═════ EXTRACTED RECORDS ═════
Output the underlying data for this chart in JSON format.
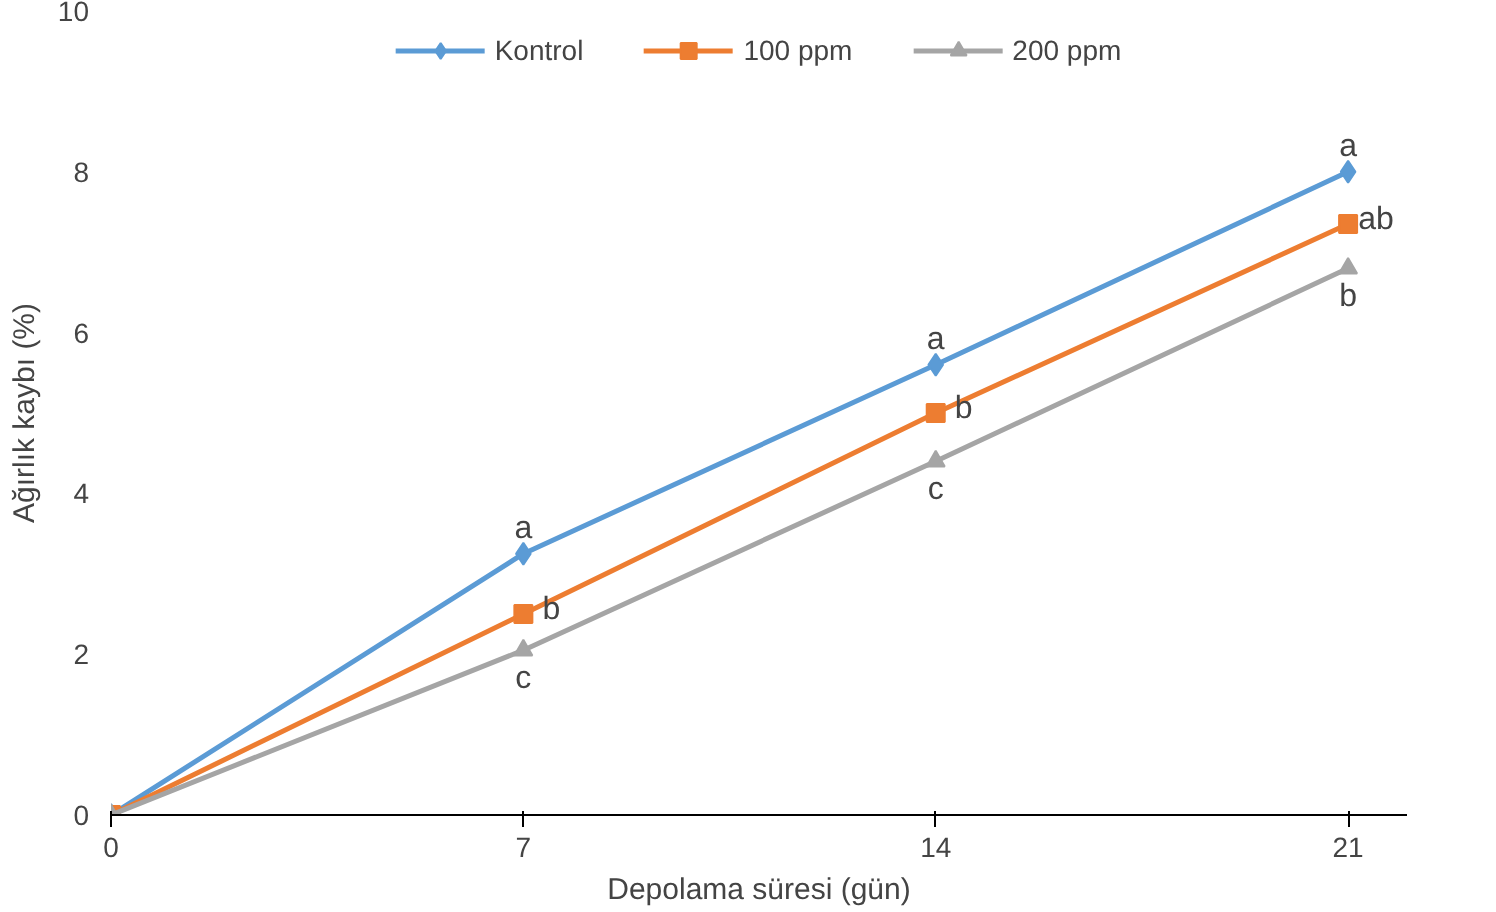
{
  "chart_data": {
    "type": "line",
    "xlabel": "Depolama süresi (gün)",
    "ylabel": "Ağırlık kaybı (%)",
    "x": [
      0,
      7,
      14,
      21
    ],
    "xlim": [
      0,
      22
    ],
    "xticks": [
      0,
      7,
      14,
      21
    ],
    "ylim": [
      0,
      10
    ],
    "yticks": [
      0,
      2,
      4,
      6,
      8,
      10
    ],
    "grid": false,
    "legend": "top",
    "line_style": "solid",
    "series": [
      {
        "name": "Kontrol",
        "color": "#5b9bd5",
        "marker": "diamond",
        "values": [
          0,
          3.25,
          5.6,
          8.0
        ]
      },
      {
        "name": "100 ppm",
        "color": "#ed7d31",
        "marker": "square",
        "values": [
          0,
          2.5,
          5.0,
          7.35
        ]
      },
      {
        "name": "200 ppm",
        "color": "#a5a5a5",
        "marker": "triangle",
        "values": [
          0,
          2.05,
          4.4,
          6.8
        ]
      }
    ],
    "annotations": [
      {
        "text": "a",
        "x": 7,
        "y": 3.25
      },
      {
        "text": "b",
        "x": 7,
        "y": 2.5
      },
      {
        "text": "c",
        "x": 7,
        "y": 2.05
      },
      {
        "text": "a",
        "x": 14,
        "y": 5.6
      },
      {
        "text": "b",
        "x": 14,
        "y": 5.0
      },
      {
        "text": "c",
        "x": 14,
        "y": 4.4
      },
      {
        "text": "a",
        "x": 21,
        "y": 8.0
      },
      {
        "text": "ab",
        "x": 21,
        "y": 7.35
      },
      {
        "text": "b",
        "x": 21,
        "y": 6.8
      }
    ]
  }
}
═════
WHAT IS NEEDED » The entries above are to be returned exactly, without their pictures.

OUTPUT FOR THIS EXERCISE »
Output the underlying data for this chart in JSON format.
{
  "chart_data": {
    "type": "line",
    "xlabel": "Depolama süresi (gün)",
    "ylabel": "Ağırlık kaybı (%)",
    "x": [
      0,
      7,
      14,
      21
    ],
    "xlim": [
      0,
      22
    ],
    "xticks": [
      0,
      7,
      14,
      21
    ],
    "ylim": [
      0,
      10
    ],
    "yticks": [
      0,
      2,
      4,
      6,
      8,
      10
    ],
    "grid": false,
    "legend": "top",
    "line_style": "solid",
    "series": [
      {
        "name": "Kontrol",
        "color": "#5b9bd5",
        "marker": "diamond",
        "values": [
          0,
          3.25,
          5.6,
          8.0
        ]
      },
      {
        "name": "100 ppm",
        "color": "#ed7d31",
        "marker": "square",
        "values": [
          0,
          2.5,
          5.0,
          7.35
        ]
      },
      {
        "name": "200 ppm",
        "color": "#a5a5a5",
        "marker": "triangle",
        "values": [
          0,
          2.05,
          4.4,
          6.8
        ]
      }
    ],
    "annotations": [
      {
        "text": "a",
        "x": 7,
        "y": 3.25
      },
      {
        "text": "b",
        "x": 7,
        "y": 2.5
      },
      {
        "text": "c",
        "x": 7,
        "y": 2.05
      },
      {
        "text": "a",
        "x": 14,
        "y": 5.6
      },
      {
        "text": "b",
        "x": 14,
        "y": 5.0
      },
      {
        "text": "c",
        "x": 14,
        "y": 4.4
      },
      {
        "text": "a",
        "x": 21,
        "y": 8.0
      },
      {
        "text": "ab",
        "x": 21,
        "y": 7.35
      },
      {
        "text": "b",
        "x": 21,
        "y": 6.8
      }
    ]
  }
}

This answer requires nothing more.